- _DATA FOR THE TASK_

════

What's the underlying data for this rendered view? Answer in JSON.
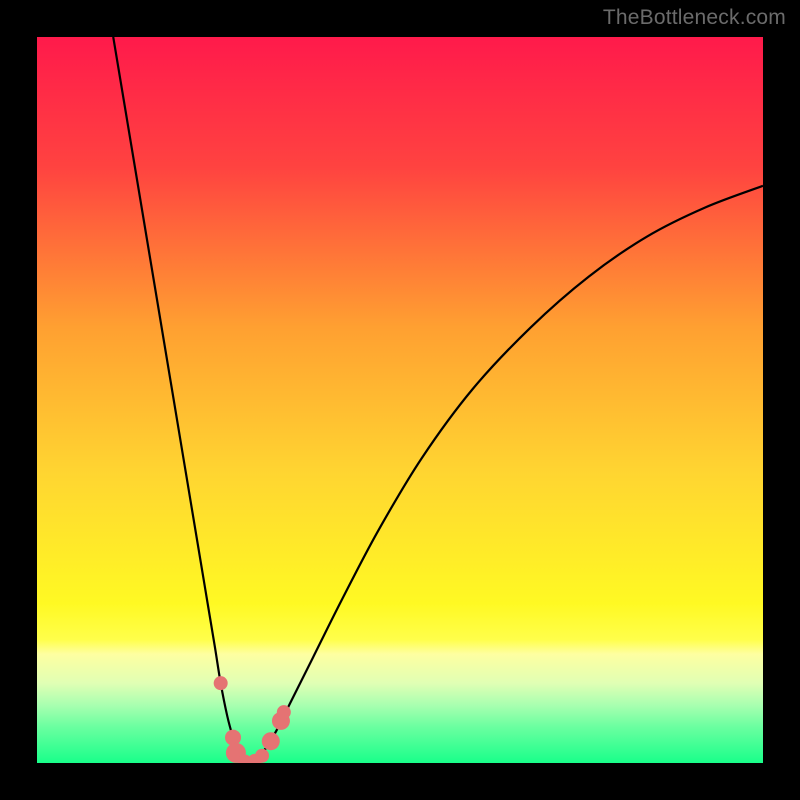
{
  "watermark": "TheBottleneck.com",
  "chart_data": {
    "type": "line",
    "title": "",
    "xlabel": "",
    "ylabel": "",
    "xlim": [
      0,
      100
    ],
    "ylim": [
      0,
      100
    ],
    "grid": false,
    "legend": false,
    "background_gradient_stops": [
      {
        "offset": 0.0,
        "color": "#ff1a4b"
      },
      {
        "offset": 0.18,
        "color": "#ff4340"
      },
      {
        "offset": 0.4,
        "color": "#ffa031"
      },
      {
        "offset": 0.6,
        "color": "#ffd531"
      },
      {
        "offset": 0.78,
        "color": "#fff923"
      },
      {
        "offset": 0.83,
        "color": "#ffff4a"
      },
      {
        "offset": 0.85,
        "color": "#feffa1"
      },
      {
        "offset": 0.89,
        "color": "#e0ffb4"
      },
      {
        "offset": 0.92,
        "color": "#a9ffb0"
      },
      {
        "offset": 0.95,
        "color": "#6bffa0"
      },
      {
        "offset": 1.0,
        "color": "#19ff8a"
      }
    ],
    "series": [
      {
        "name": "curve-left",
        "x": [
          10.5,
          12.5,
          14.5,
          16.5,
          18.5,
          20.5,
          22.5,
          23.5,
          24.5,
          25.3,
          26.2,
          27.0,
          27.6,
          28.2,
          28.8
        ],
        "y": [
          100.0,
          88.0,
          76.0,
          64.0,
          52.0,
          40.0,
          28.0,
          22.0,
          16.0,
          11.0,
          6.5,
          3.5,
          1.8,
          0.7,
          0.0
        ]
      },
      {
        "name": "curve-right",
        "x": [
          28.8,
          30.0,
          31.5,
          33.0,
          35.0,
          38.0,
          42.0,
          47.0,
          53.0,
          60.0,
          68.0,
          76.0,
          84.0,
          92.0,
          100.0
        ],
        "y": [
          0.0,
          0.6,
          2.0,
          4.5,
          8.5,
          14.5,
          22.5,
          32.0,
          42.0,
          51.5,
          60.0,
          67.0,
          72.5,
          76.5,
          79.5
        ]
      }
    ],
    "markers": {
      "name": "critical-points",
      "color": "#e57373",
      "points": [
        {
          "x": 25.3,
          "y": 11.0,
          "r": 7
        },
        {
          "x": 27.0,
          "y": 3.5,
          "r": 8
        },
        {
          "x": 27.4,
          "y": 1.4,
          "r": 10
        },
        {
          "x": 28.6,
          "y": 0.2,
          "r": 7
        },
        {
          "x": 30.0,
          "y": 0.3,
          "r": 7
        },
        {
          "x": 31.0,
          "y": 1.0,
          "r": 7
        },
        {
          "x": 32.2,
          "y": 3.0,
          "r": 9
        },
        {
          "x": 33.6,
          "y": 5.8,
          "r": 9
        },
        {
          "x": 34.0,
          "y": 7.0,
          "r": 7
        }
      ]
    }
  }
}
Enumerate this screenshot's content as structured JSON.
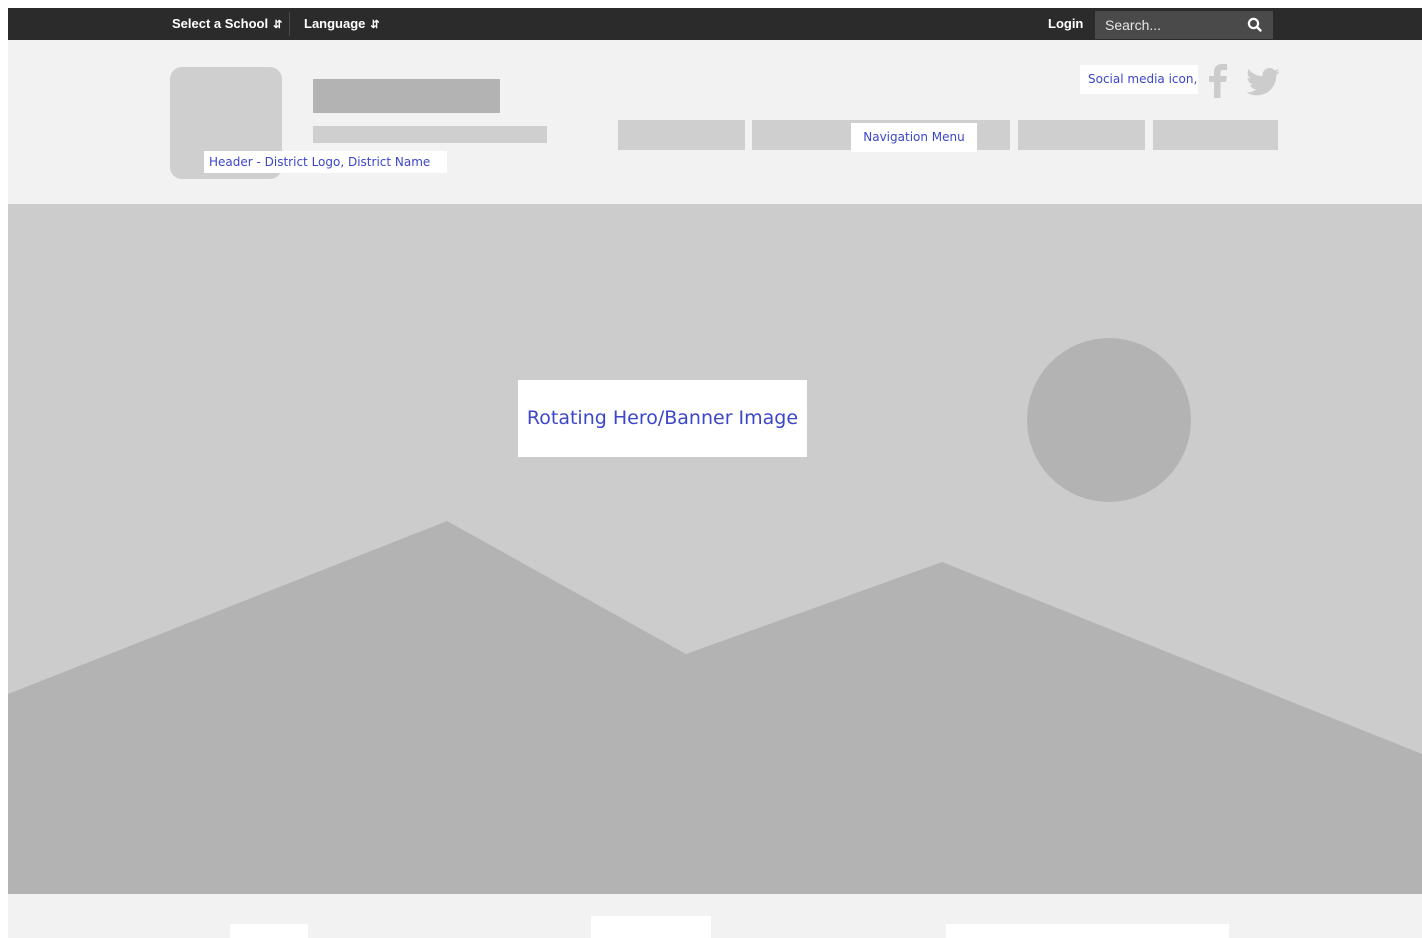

════

- _OBJECTIVE_
How many of the lines above include the string "name"? Reply with the number by itself.

- _COMPLETE RESPONSE_
3